- [EXERCISE BRIEF]
Search the records for the word "晋价涉字" and report each line that has it.

- [RECORDED INFORMATION]
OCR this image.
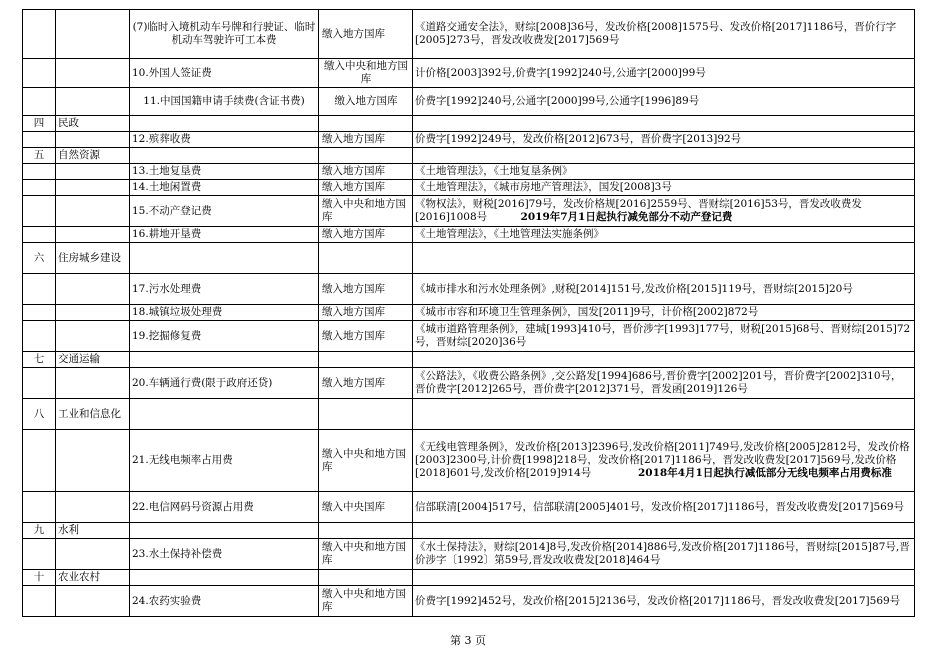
		(7)临时入境机动车号牌和行驶证、临时机动车驾驶许可工本费	缴入地方国库	《道路交通安全法》，财综[2008]36号，发改价格[2008]1575号、发改价格[2017]1186号，晋价行字[2005]273号，晋发改收费发[2017]569号
		10.外国人签证费	缴入中央和地方国库	计价格[2003]392号,价费字[1992]240号,公通字[2000]99号
		11.中国国籍申请手续费(含证书费)	缴入地方国库	价费字[1992]240号,公通字[2000]99号,公通字[1996]89号
四	民政			
		12.殡葬收费	缴入地方国库	价费字[1992]249号，发改价格[2012]673号，晋价费字[2013]92号
五	自然资源			
		13.土地复垦费	缴入地方国库	《土地管理法》，《土地复垦条例》
		14.土地闲置费	缴入地方国库	《土地管理法》，《城市房地产管理法》，国发[2008]3号
		15.不动产登记费	缴入中央和地方国库	《物权法》，财税[2016]79号，发改价格规[2016]2559号、晋财综[2016]53号，晋发改收费发[2016]1008号 2019年7月1日起执行减免部分不动产登记费
		16.耕地开垦费	缴入地方国库	《土地管理法》，《土地管理法实施条例》
六	住房城乡建设			
		17.污水处理费	缴入地方国库	《城市排水和污水处理条例》,财税[2014]151号,发改价格[2015]119号，晋财综[2015]20号
		18.城镇垃圾处理费	缴入地方国库	《城市市容和环境卫生管理条例》，国发[2011]9号，计价格[2002]872号
		19.挖掘修复费	缴入地方国库	《城市道路管理条例》，建城[1993]410号，晋价涉字[1993]177号，财税[2015]68号、晋财综[2015]72号，晋财综[2020]36号
七	交通运输			
		20.车辆通行费(限于政府还贷)	缴入地方国库	《公路法》，《收费公路条例》,交公路发[1994]686号,晋价费字[2002]201号，晋价费字[2002]310号，晋价费字[2012]265号，晋价费字[2012]371号，晋发函[2019]126号
八	工业和信息化			
		21.无线电频率占用费	缴入中央和地方国库	《无线电管理条例》，发改价格[2013]2396号,发改价格[2011]749号,发改价格[2005]2812号，发改价格[2003]2300号,计价费[1998]218号，发改价格[2017]1186号，晋发改收费发[2017]569号,发改价格[2018]601号,发改价格[2019]914号 2018年4月1日起执行减低部分无线电频率占用费标准
		22.电信网码号资源占用费	缴入中央国库	信部联清[2004]517号，信部联清[2005]401号，发改价格[2017]1186号，晋发改收费发[2017]569号
九	水利			
		23.水土保持补偿费	缴入中央和地方国库	《水土保持法》，财综[2014]8号,发改价格[2014]886号,发改价格[2017]1186号，晋财综[2015]87号,晋价涉字〔1992〕第59号,晋发改收费发[2018]464号
十	农业农村			
		24.农药实验费	缴入中央和地方国库	价费字[1992]452号，发改价格[2015]2136号，发改价格[2017]1186号，晋发改收费发[2017]569号
第 3 页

- [RESPONSE BELOW]
		19.挖掘修复费	缴入地方国库	《城市道路管理条例》，建城[1993]410号，晋价涉字[1993]177号，财税[2015]68号、晋财综[2015]72号，晋财综[2020]36号
		23.水土保持补偿费	缴入中央和地方国库	《水土保持法》，财综[2014]8号,发改价格[2014]886号,发改价格[2017]1186号，晋财综[2015]87号,晋价涉字〔1992〕第59号,晋发改收费发[2018]464号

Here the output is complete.